Given entries —
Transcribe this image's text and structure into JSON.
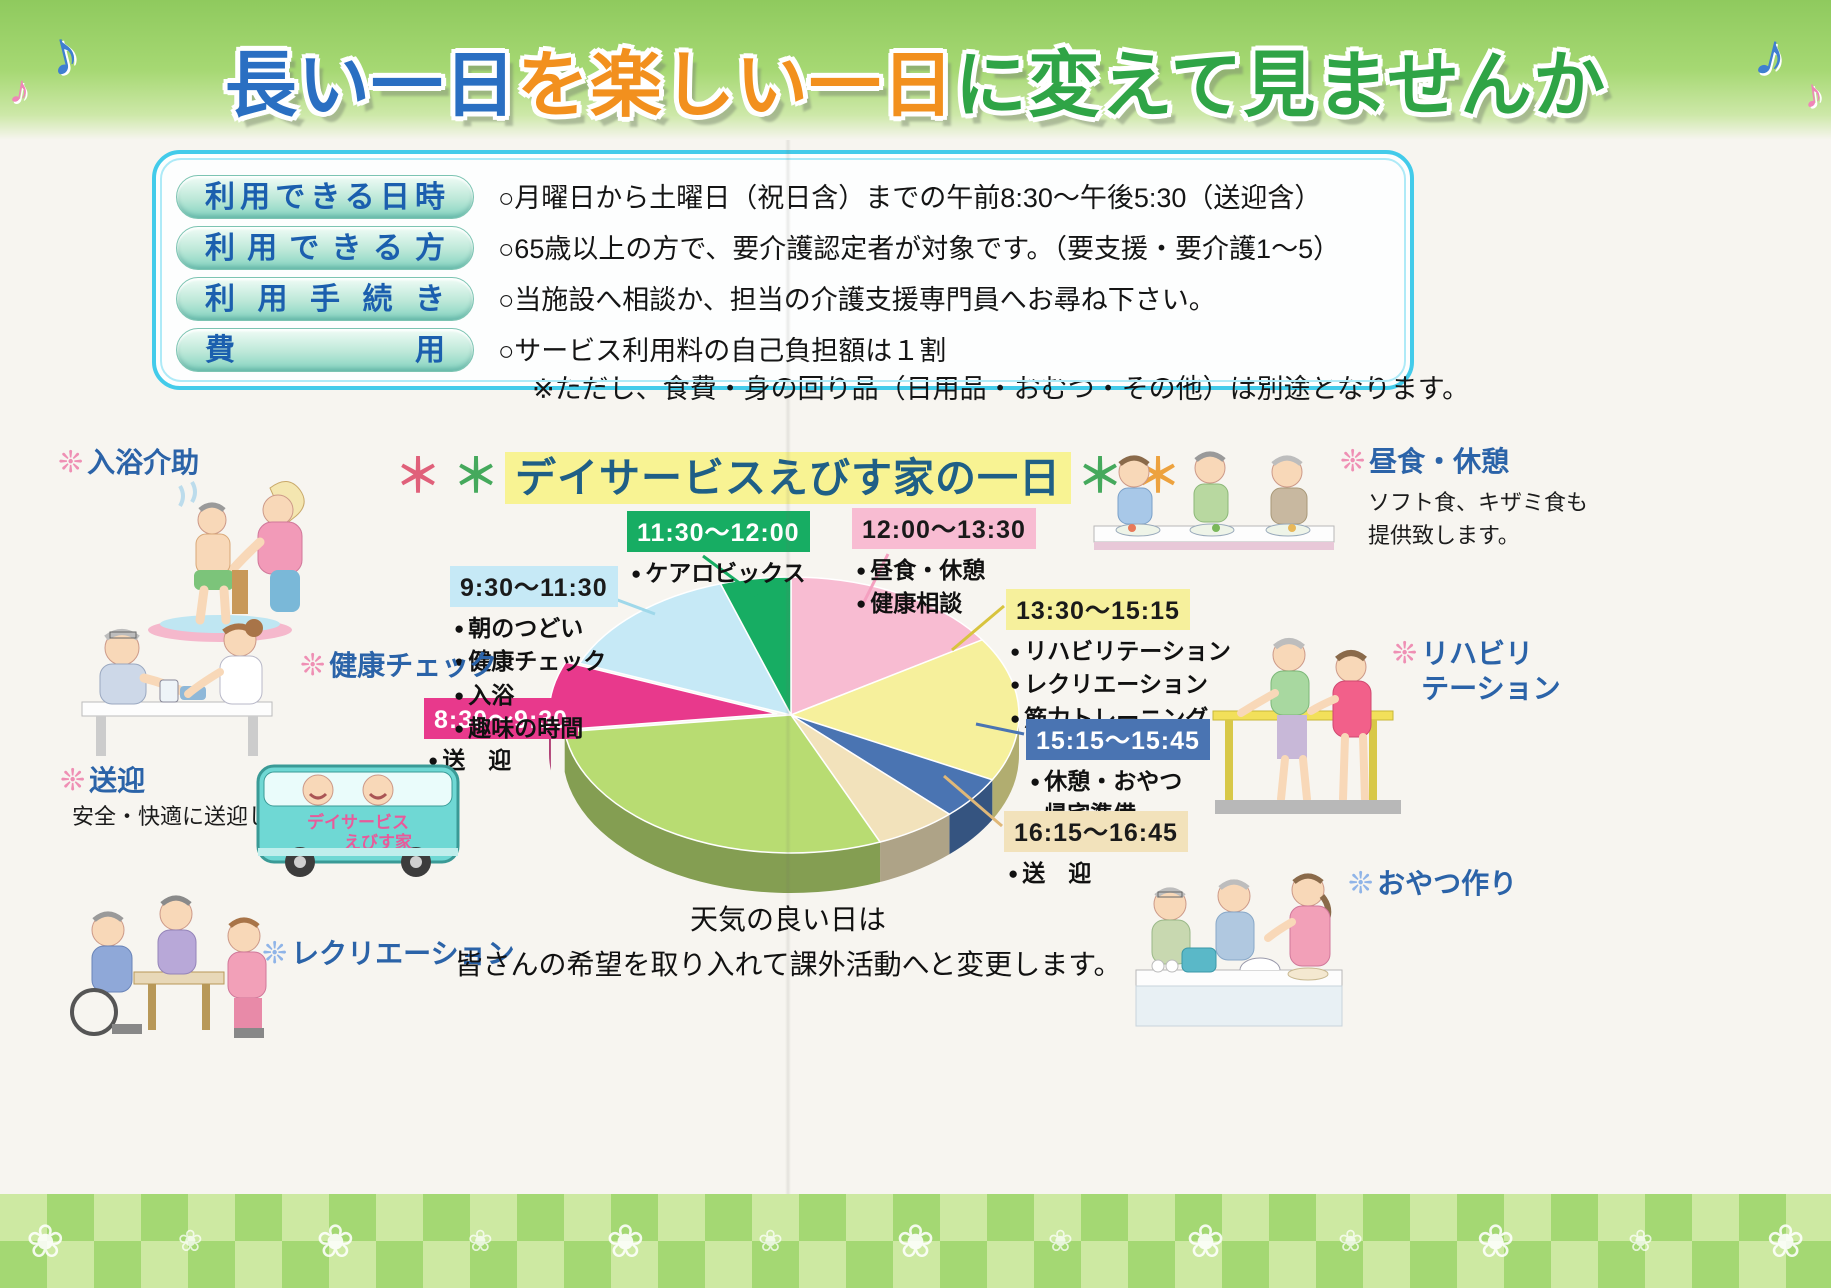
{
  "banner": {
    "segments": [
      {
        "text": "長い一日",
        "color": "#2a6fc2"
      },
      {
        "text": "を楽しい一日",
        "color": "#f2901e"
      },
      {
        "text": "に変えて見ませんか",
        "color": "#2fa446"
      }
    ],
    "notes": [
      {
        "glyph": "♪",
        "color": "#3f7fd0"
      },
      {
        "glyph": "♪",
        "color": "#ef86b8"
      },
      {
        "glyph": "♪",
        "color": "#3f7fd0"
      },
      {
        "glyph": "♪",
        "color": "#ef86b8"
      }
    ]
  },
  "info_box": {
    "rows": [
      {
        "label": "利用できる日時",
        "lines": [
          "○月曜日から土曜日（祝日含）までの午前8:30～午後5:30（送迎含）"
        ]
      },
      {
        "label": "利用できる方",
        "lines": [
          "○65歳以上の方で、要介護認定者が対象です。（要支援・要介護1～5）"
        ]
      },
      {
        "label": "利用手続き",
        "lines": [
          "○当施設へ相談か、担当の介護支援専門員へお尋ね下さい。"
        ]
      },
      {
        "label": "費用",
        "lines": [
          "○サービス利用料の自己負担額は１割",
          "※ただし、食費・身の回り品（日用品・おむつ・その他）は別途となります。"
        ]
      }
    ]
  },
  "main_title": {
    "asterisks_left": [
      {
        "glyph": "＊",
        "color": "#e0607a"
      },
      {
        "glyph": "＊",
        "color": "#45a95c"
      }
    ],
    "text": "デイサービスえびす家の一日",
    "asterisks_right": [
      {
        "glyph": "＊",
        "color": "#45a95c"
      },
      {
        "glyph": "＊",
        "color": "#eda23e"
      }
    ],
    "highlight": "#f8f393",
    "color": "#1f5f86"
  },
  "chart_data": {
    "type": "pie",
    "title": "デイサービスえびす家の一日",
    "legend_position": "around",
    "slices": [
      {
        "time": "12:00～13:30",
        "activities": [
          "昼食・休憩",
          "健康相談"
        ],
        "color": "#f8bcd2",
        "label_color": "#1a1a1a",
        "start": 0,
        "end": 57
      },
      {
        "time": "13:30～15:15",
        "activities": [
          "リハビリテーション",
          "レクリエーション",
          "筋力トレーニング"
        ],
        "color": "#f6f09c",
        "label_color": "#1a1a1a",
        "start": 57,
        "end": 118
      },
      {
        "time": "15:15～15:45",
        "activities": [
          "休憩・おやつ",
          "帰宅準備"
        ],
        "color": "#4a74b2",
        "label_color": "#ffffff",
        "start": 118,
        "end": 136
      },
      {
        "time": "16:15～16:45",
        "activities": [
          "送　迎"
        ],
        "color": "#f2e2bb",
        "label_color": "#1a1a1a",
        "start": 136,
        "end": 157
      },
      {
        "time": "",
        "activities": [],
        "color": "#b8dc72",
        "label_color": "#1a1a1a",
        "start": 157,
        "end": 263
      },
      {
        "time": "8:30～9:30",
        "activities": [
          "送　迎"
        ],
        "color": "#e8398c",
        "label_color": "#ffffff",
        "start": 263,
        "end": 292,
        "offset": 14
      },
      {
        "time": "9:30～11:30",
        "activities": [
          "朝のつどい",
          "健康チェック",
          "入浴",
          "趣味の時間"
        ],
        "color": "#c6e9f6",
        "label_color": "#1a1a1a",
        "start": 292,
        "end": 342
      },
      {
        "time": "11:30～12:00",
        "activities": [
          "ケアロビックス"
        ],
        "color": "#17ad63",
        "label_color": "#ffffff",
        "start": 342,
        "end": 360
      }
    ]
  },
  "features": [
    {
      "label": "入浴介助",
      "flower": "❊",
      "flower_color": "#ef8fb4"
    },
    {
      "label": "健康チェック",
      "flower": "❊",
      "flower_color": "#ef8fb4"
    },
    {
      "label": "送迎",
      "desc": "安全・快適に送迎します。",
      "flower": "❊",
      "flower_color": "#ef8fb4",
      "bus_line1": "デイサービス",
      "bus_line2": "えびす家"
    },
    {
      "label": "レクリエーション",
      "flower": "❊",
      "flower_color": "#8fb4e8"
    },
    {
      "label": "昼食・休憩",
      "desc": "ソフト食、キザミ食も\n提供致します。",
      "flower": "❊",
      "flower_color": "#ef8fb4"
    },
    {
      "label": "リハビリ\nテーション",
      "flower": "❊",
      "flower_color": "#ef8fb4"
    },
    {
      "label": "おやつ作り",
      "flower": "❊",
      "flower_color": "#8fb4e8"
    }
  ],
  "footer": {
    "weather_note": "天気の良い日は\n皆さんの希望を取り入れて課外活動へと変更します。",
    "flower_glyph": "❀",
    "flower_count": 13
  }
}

Exercise requirements —
Read the data above and count the lines that include "desc". Answer only with the count.

Answer to this exercise —
2